— Data for this exercise —
################

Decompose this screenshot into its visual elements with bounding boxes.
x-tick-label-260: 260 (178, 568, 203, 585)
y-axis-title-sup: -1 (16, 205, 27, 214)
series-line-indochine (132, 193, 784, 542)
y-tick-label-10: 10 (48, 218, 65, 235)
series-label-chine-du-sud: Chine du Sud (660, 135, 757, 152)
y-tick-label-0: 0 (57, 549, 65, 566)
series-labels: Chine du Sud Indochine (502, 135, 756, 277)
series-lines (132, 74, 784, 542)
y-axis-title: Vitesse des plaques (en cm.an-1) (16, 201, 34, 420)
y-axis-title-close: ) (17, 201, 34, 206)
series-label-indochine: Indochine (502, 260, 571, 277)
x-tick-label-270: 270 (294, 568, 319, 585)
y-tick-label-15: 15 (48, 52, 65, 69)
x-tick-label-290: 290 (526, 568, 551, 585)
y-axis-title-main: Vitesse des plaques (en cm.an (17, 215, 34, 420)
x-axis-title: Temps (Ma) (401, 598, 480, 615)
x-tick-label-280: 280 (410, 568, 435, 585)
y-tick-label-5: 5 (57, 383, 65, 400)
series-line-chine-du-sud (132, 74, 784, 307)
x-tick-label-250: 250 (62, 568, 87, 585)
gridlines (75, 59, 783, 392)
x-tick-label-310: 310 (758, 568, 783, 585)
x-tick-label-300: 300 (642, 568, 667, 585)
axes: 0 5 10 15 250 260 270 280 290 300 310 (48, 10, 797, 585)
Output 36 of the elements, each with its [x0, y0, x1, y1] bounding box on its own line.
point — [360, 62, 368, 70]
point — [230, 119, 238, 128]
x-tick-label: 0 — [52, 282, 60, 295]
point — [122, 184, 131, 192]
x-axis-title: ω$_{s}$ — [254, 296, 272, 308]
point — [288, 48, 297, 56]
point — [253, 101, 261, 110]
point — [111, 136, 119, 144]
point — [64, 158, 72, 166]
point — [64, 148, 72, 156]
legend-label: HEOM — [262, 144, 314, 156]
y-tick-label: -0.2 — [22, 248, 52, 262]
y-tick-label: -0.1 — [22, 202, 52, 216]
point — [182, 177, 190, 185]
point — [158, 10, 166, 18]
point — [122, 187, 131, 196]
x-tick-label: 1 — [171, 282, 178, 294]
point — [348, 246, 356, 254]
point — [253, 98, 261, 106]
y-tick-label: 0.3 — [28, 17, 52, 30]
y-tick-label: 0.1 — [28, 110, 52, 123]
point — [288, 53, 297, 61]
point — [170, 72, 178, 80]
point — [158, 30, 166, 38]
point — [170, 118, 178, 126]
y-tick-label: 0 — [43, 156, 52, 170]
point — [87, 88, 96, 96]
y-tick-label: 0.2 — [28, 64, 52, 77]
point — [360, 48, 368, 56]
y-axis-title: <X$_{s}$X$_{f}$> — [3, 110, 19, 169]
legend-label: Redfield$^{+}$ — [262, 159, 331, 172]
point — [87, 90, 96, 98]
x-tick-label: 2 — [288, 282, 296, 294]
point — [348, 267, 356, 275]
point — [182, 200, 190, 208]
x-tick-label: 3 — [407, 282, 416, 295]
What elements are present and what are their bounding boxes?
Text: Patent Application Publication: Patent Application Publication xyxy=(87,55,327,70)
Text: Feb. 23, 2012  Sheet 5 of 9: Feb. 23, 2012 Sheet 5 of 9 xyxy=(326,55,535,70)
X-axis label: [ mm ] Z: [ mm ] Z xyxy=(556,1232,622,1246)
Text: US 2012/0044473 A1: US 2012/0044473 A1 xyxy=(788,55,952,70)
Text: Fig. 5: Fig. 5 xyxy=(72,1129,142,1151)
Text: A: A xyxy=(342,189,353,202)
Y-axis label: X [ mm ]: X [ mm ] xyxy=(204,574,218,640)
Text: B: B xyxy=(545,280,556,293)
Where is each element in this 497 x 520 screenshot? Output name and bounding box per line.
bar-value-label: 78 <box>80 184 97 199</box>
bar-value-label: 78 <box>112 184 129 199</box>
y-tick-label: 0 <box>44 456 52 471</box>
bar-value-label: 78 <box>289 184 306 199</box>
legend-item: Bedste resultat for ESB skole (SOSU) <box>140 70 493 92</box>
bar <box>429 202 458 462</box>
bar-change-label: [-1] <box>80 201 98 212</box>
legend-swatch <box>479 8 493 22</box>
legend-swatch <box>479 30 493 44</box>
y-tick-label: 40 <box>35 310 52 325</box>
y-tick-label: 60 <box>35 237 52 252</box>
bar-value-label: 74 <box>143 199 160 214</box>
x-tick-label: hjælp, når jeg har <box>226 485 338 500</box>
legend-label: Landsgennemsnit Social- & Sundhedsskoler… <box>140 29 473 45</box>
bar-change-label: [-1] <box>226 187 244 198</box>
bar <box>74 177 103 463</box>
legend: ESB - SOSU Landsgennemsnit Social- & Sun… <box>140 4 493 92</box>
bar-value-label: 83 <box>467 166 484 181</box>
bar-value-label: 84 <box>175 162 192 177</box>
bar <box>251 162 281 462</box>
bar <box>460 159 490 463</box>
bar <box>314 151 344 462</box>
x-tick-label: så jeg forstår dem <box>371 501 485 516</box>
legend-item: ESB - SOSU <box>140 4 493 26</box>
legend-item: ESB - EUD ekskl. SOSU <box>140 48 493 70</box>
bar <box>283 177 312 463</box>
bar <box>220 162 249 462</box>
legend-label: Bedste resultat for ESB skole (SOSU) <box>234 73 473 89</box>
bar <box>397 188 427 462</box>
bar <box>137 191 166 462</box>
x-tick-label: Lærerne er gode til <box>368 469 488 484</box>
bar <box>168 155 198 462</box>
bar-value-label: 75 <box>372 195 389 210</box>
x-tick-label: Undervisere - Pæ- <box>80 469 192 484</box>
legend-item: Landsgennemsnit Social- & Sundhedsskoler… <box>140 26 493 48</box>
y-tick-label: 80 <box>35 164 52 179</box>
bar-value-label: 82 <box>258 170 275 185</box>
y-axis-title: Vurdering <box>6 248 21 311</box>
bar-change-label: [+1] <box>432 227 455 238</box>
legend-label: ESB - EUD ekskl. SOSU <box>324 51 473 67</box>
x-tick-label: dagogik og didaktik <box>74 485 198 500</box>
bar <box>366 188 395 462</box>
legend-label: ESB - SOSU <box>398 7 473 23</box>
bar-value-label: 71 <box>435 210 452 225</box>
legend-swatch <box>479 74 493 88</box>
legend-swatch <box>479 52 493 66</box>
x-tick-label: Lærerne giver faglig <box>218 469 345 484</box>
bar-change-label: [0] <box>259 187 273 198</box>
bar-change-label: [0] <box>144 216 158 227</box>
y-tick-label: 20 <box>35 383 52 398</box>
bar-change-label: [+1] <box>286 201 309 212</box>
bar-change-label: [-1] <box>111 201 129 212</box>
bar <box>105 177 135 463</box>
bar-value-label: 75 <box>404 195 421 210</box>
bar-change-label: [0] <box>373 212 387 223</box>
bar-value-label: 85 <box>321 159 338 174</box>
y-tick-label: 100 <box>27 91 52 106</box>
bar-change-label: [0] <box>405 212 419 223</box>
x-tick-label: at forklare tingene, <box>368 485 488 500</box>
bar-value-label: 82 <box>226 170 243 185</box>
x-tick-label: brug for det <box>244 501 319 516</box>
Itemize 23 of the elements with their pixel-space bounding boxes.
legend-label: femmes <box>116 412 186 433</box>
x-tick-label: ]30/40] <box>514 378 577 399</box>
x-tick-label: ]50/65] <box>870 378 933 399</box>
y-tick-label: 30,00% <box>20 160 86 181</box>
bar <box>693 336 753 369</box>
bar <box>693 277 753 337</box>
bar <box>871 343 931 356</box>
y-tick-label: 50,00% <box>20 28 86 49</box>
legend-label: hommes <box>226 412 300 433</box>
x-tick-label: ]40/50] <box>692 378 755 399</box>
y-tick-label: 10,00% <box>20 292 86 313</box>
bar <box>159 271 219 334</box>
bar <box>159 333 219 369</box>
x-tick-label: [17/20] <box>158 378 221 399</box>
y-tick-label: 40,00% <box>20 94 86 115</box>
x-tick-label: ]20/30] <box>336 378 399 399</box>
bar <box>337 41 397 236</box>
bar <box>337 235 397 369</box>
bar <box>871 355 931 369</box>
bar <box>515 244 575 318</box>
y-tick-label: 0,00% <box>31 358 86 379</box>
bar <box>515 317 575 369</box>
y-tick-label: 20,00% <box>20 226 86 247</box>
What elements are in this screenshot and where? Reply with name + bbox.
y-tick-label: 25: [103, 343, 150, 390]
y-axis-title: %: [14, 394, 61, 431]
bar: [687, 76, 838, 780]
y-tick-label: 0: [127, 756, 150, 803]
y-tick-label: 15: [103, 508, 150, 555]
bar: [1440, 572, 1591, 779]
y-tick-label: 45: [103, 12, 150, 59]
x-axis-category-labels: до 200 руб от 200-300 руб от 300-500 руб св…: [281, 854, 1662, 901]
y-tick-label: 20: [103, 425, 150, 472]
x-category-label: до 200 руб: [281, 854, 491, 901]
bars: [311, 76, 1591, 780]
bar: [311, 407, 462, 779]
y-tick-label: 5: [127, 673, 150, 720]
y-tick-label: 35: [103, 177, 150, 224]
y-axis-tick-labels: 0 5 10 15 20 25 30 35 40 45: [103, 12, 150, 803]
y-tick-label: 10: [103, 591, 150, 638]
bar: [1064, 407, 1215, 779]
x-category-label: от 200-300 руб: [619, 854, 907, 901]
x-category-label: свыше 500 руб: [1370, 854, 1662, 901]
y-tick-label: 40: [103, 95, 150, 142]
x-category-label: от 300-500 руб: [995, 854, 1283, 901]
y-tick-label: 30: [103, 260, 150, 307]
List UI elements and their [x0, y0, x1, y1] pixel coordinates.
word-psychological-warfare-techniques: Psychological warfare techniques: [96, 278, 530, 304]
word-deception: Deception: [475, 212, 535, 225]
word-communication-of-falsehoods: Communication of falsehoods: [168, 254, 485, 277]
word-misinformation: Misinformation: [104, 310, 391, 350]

################

— What is being asked —
Lay out the rows from the first one through the one holding "y-tick-label-10: 10 (48, 218, 65, 235)", both included, as a Markdown table with the columns Number and Row. Skip any blank lines.

— Response for this exercise —
| Number | Row |
|---|---|
| 1 | Decompose this screenshot into its visual elements with bounding boxes. |
| 2 | x-tick-label-260: 260 (178, 568, 203, 585) |
| 3 | y-axis-title-sup: -1 (16, 205, 27, 214) |
| 4 | series-line-indochine (132, 193, 784, 542) |
| 5 | y-tick-label-10: 10 (48, 218, 65, 235) |